So, once here its kids going ballistic and us rushing off shopping with Mama. That was a trip in itself! Mama.. Brat... and I, in WalMart attempting to behave. HA! We did though. No cursing anyone out.. no tantrums... no aggervation... no threatening to kill anyone. Aren't you proud of us all? *hands out cookies to everyone* You KNOW you are!!!! (bribery always works by the way, in getting YOUR way.)

So we'll fast forward through all the playing, dinner and the movie. Okay so maybe we'll stop at the movie, Marley and Me. TWO THUMBS UP! Not really much of a kids movie though... more of a hyterical, tear jerking, love story. I was throughly impressed. Mama even teared up a time or two but refused to admit it. Pftt.. I know my eyes got watery at a few points.

So, back to where I was going with this. I walked outside afterwards and sat on Mama's swing, and there was.................................................








NOTHING!


Absolute silence! Well okay so there was the hum of household stuff running and crickets and well... wild ucky turkeys in the background. But, I was imediately thrown into flashbacks. I missed home at that very instance. With every puff of my Newport a new memory flashed through my head. When I say flashed back I mean as far back as my childhood. The wind blew just right and the chill brought me back about fifteen years ago when I would "cut" school and run off to hide in my Aunt's cellar to go back to sleep on the couch she kept down there. I would sleep down there til around noon, freezing my tail off, and then spend the rest of the day munching on whatever she had stored in the deep freeze that could be microwaved. I think she secretly would send my Uncle down there when he was in trouble. I mean seriously.. who keeps a couch, pillows, blankets, a tv (cable equipped), a microwave, and food that can be cooked in that microwave, and have a half bath installed in the CELLAR?!?!?!

### Data
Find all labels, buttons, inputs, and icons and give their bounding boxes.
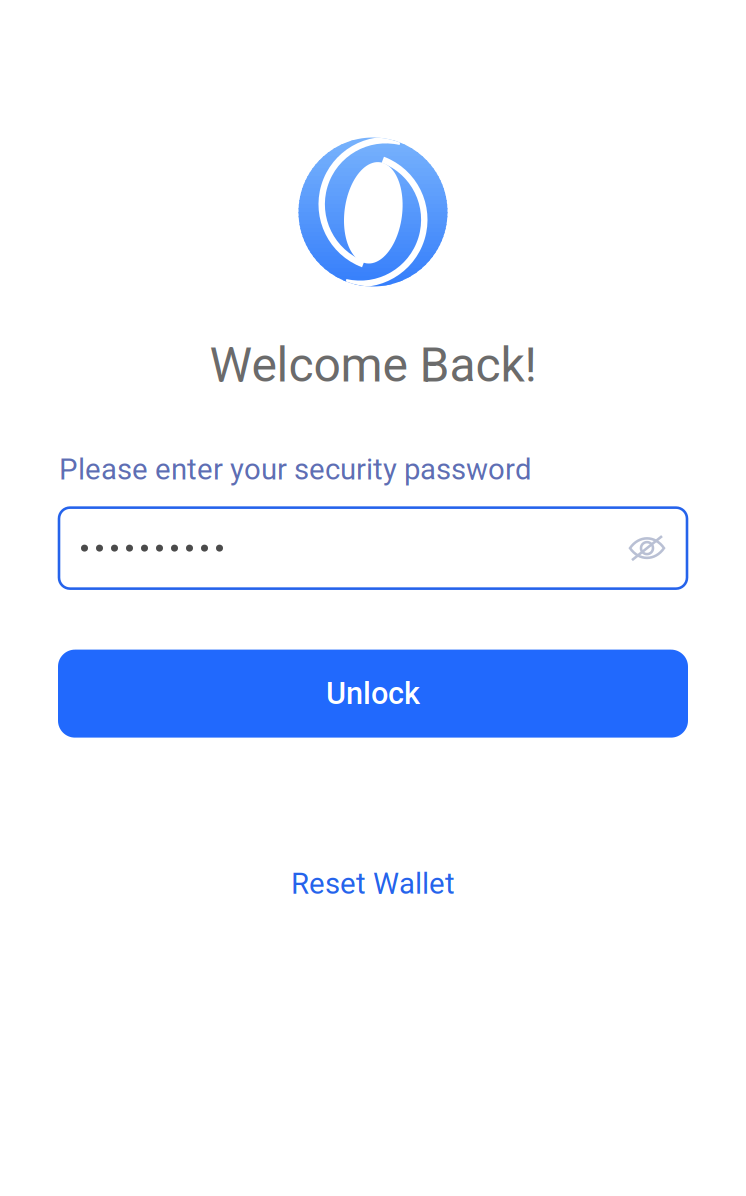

### The tasks
A. In the blog post about the Walmart trip and the evening at Mama's, why does the writer suspect the aunt secretly sent the uncle down to the cellar when he was in trouble? Answer in one to three sentences.
B. What movie does the blog post about the Walmart trip and the evening at Mama's name?
C. Write a continuation of the blog post about the Walmart trip and the evening at Mama's, starting after its last sentence.

### Answers by task
A. The cellar was set up for someone to stay there comfortably. It had a couch, pillows, blankets, a cable-equipped TV, a microwave with food to cook in it, and a half bath.

B. Marley and Me.

C.
Anyhow, I almost veered off again into thinking about that.

So, then my brain switched focus again to my teenage years of walking home in the pitch black, no noise around, and freezing cold because once again I had decided to walk out of yet another foster home earlier and was now done with my partying and was bored enough to go back. I can't say I was fond of the feeling I had then.. nor was I know just remembering.

I hated that time in life.

Then I slipped into the pier. I loved the pier back home in Spencer. It was a god-made small lake on top of a mountain. Not many people realized it was even there which made it even better. I used to go up there late at night with a blanket and just lay on the floating dock, stare at the stars and wonder where life was leading me. I still haven't figured out where it has me headed.

Maybe I should go find those stars again and question them til they dim out.

So remembering how that felt and almost smelling the lake and barely hearing the water ripple... I heard the swing springs creak. That snapped me back to reality a bit. Notice I said a "bit"?! I looked up into the sky and sadly those stars were hiding behind all the clouds. I don't know if I should take that as a bad omen or what. I don't think I am though. I sat back and just continued to stare at those clouds until another odd though plopped into my itty brain.

When I'm 70 will I once again have myself in a position where i'm in the same type of enviroment to where I'll have those same kind of flashbacks and this one will be included? Will I still be sitting on a swing by myself freezing and enjoying it, smoking on a newport while my oxygen is running, drinking a mountain dew that I snuck out while my children are sleeping in their beds with their significant others? Or, shall I be sitting on a swing wrapped in a blanket, puffing on my newport, drinking my dew but snuggled next to the man of my dreams that I found somewhere in my wild life?

I think, I think too much.

OH OH OH.. SHIT! Time to call Tim back!

TBC.....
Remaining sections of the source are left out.